(Collected data)

::::::::

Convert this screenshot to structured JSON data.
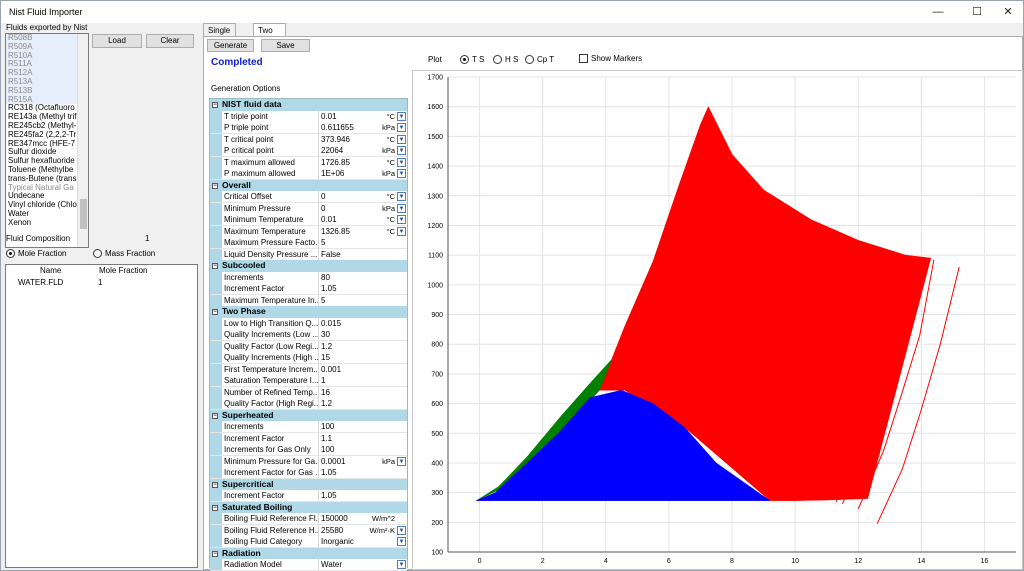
{
  "window": {
    "title": "Nist Fluid Importer",
    "minimize": "—",
    "maximize": "☐",
    "close": "✕"
  },
  "left": {
    "fluids_label": "Fluids exported by Nist",
    "fluids": [
      "R508B",
      "R509A",
      "R510A",
      "R511A",
      "R512A",
      "R513A",
      "R513B",
      "R515A",
      "RC318  (Octafluoro",
      "RE143a  (Methyl trif",
      "RE245cb2  (Methyl-",
      "RE245fa2  (2,2,2-Tr",
      "RE347mcc  (HFE-7",
      "Sulfur dioxide",
      "Sulfur hexafluoride",
      "Toluene (Methylbe",
      "trans-Butene (trans",
      "Typical Natural Ga",
      "Undecane",
      "Vinyl chloride (Chlo",
      "Water",
      "Xenon"
    ],
    "fluid_grey": [
      true,
      true,
      true,
      true,
      true,
      true,
      true,
      true,
      false,
      false,
      false,
      false,
      false,
      false,
      false,
      false,
      false,
      true,
      false,
      false,
      false,
      false
    ],
    "load_button": "Load",
    "clear_button": "Clear",
    "composition_label": "Fluid Composition",
    "composition_count": "1",
    "mole_fraction": "Mole Fraction",
    "mass_fraction": "Mass Fraction",
    "grid_headers": {
      "name": "Name",
      "mole": "Mole Fraction"
    },
    "grid_rows": [
      {
        "name": "WATER.FLD",
        "value": "1"
      }
    ]
  },
  "tabs": {
    "single": "Single Phase",
    "two": "Two Phase"
  },
  "toolbar": {
    "generate": "Generate",
    "save": "Save"
  },
  "status": "Completed",
  "generation_options": "Generation Options",
  "plot": {
    "label": "Plot",
    "ts": "T S",
    "hs": "H S",
    "cpt": "Cp T",
    "show_markers": "Show Markers",
    "selected": "T S"
  },
  "props": [
    {
      "cat": "NIST fluid data"
    },
    {
      "name": "T triple point",
      "value": "0.01",
      "unit": "°C",
      "dd": true
    },
    {
      "name": "P triple point",
      "value": "0.611655",
      "unit": "kPa",
      "dd": true
    },
    {
      "name": "T critical point",
      "value": "373.946",
      "unit": "°C",
      "dd": true
    },
    {
      "name": "P critical point",
      "value": "22064",
      "unit": "kPa",
      "dd": true
    },
    {
      "name": "T maximum allowed",
      "value": "1726.85",
      "unit": "°C",
      "dd": true
    },
    {
      "name": "P maximum allowed",
      "value": "1E+06",
      "unit": "kPa",
      "dd": true
    },
    {
      "cat": "Overall"
    },
    {
      "name": "Critical Offset",
      "value": "0",
      "unit": "°C",
      "dd": true
    },
    {
      "name": "Minimum Pressure",
      "value": "0",
      "unit": "kPa",
      "dd": true
    },
    {
      "name": "Minimum Temperature",
      "value": "0.01",
      "unit": "°C",
      "dd": true
    },
    {
      "name": "Maximum Temperature",
      "value": "1326.85",
      "unit": "°C",
      "dd": true
    },
    {
      "name": "Maximum Pressure Facto...",
      "value": "5",
      "unit": "",
      "dd": false
    },
    {
      "name": "Liquid Density Pressure ...",
      "value": "False",
      "unit": "",
      "dd": false
    },
    {
      "cat": "Subcooled"
    },
    {
      "name": "Increments",
      "value": "80",
      "unit": "",
      "dd": false
    },
    {
      "name": "Increment Factor",
      "value": "1.05",
      "unit": "",
      "dd": false
    },
    {
      "name": "Maximum Temperature In...",
      "value": "5",
      "unit": "",
      "dd": false
    },
    {
      "cat": "Two Phase"
    },
    {
      "name": "Low to High Transition Q...",
      "value": "0.015",
      "unit": "",
      "dd": false
    },
    {
      "name": "Quality Increments (Low ...",
      "value": "30",
      "unit": "",
      "dd": false
    },
    {
      "name": "Quality Factor (Low Regi...",
      "value": "1.2",
      "unit": "",
      "dd": false
    },
    {
      "name": "Quality Increments (High ...",
      "value": "15",
      "unit": "",
      "dd": false
    },
    {
      "name": "First Temperature Increm...",
      "value": "0.001",
      "unit": "",
      "dd": false
    },
    {
      "name": "Saturation Temperature I...",
      "value": "1",
      "unit": "",
      "dd": false
    },
    {
      "name": "Number of Refined Temp...",
      "value": "16",
      "unit": "",
      "dd": false
    },
    {
      "name": "Quality Factor (High Regi...",
      "value": "1.2",
      "unit": "",
      "dd": false
    },
    {
      "cat": "Superheated"
    },
    {
      "name": "Increments",
      "value": "100",
      "unit": "",
      "dd": false
    },
    {
      "name": "Increment Factor",
      "value": "1.1",
      "unit": "",
      "dd": false
    },
    {
      "name": "Increments for Gas Only",
      "value": "100",
      "unit": "",
      "dd": false
    },
    {
      "name": "Minimum Pressure for Ga...",
      "value": "0.0001",
      "unit": "kPa",
      "dd": true
    },
    {
      "name": "Increment Factor for Gas ...",
      "value": "1.05",
      "unit": "",
      "dd": false
    },
    {
      "cat": "Supercritical"
    },
    {
      "name": "Increment Factor",
      "value": "1.05",
      "unit": "",
      "dd": false
    },
    {
      "cat": "Saturated Boiling"
    },
    {
      "name": "Boiling Fluid Reference Fl...",
      "value": "150000",
      "unit": "W/m^2",
      "dd": false
    },
    {
      "name": "Boiling Fluid Reference H...",
      "value": "25580",
      "unit": "W/m²·K",
      "dd": true
    },
    {
      "name": "Boiling Fluid Category",
      "value": "Inorganic",
      "unit": "",
      "dd": true
    },
    {
      "cat": "Radiation"
    },
    {
      "name": "Radiation Model",
      "value": "Water",
      "unit": "",
      "dd": true
    }
  ],
  "chart_data": {
    "type": "area",
    "x_ticks": [
      "0",
      "2",
      "4",
      "6",
      "8",
      "10",
      "12",
      "14",
      "16"
    ],
    "y_ticks": [
      "100",
      "200",
      "300",
      "400",
      "500",
      "600",
      "700",
      "800",
      "900",
      "1000",
      "1100",
      "1200",
      "1300",
      "1400",
      "1500",
      "1600",
      "1700"
    ],
    "xlim": [
      -1,
      17
    ],
    "ylim": [
      100,
      1700
    ],
    "grid": true,
    "colors": {
      "subcooled": "#0000ff",
      "twophase": "#008000",
      "superheated": "#ff0000"
    },
    "series": [
      {
        "color": "#0000ff",
        "x": [
          -0.1,
          0.5,
          1.5,
          2.5,
          3.5,
          4.5,
          5.5,
          6.5,
          7.5,
          9.2
        ],
        "y": [
          273,
          300,
          400,
          500,
          620,
          645,
          600,
          520,
          400,
          273
        ]
      },
      {
        "color": "#008000",
        "x": [
          -0.1,
          1.0,
          2.5,
          3.8,
          4.2,
          3.6,
          2.6,
          1.5,
          0.6
        ],
        "y": [
          273,
          330,
          490,
          645,
          750,
          680,
          560,
          420,
          320
        ]
      },
      {
        "color": "#ff0000",
        "x": [
          3.8,
          4.6,
          5.5,
          6.3,
          7.0,
          7.25,
          8.0,
          9.0,
          10.5,
          12.0,
          13.5,
          14.3,
          12.3,
          11.0,
          10.0,
          9.3,
          9.2,
          6.5,
          4.6
        ],
        "y": [
          645,
          860,
          1080,
          1330,
          1540,
          1600,
          1440,
          1320,
          1220,
          1150,
          1100,
          1090,
          280,
          275,
          273,
          273,
          273,
          520,
          645
        ]
      }
    ],
    "extra_lines": [
      {
        "color": "#ff0000",
        "x": [
          11.0,
          11.8,
          12.4,
          13.1,
          13.7
        ],
        "y": [
          275,
          500,
          700,
          900,
          1075
        ]
      },
      {
        "color": "#ff0000",
        "x": [
          11.3,
          12.1,
          12.7,
          13.3,
          13.9
        ],
        "y": [
          268,
          480,
          680,
          880,
          1075
        ]
      },
      {
        "color": "#ff0000",
        "x": [
          11.5,
          12.3,
          12.9,
          13.5,
          14.1
        ],
        "y": [
          262,
          460,
          660,
          860,
          1080
        ]
      },
      {
        "color": "#ff0000",
        "x": [
          12.0,
          12.8,
          13.4,
          13.95,
          14.4
        ],
        "y": [
          245,
          440,
          640,
          830,
          1085
        ]
      },
      {
        "color": "#ff0000",
        "x": [
          12.6,
          13.4,
          14.0,
          14.6,
          15.2
        ],
        "y": [
          195,
          380,
          580,
          800,
          1060
        ]
      }
    ]
  }
}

::::::::

__WRITTEN EXERCISE__. Show each line of the data that contains the string "Sulfur".

__COMPLETED EXERCISE__.
      "Sulfur dioxide",
      "Sulfur hexafluoride",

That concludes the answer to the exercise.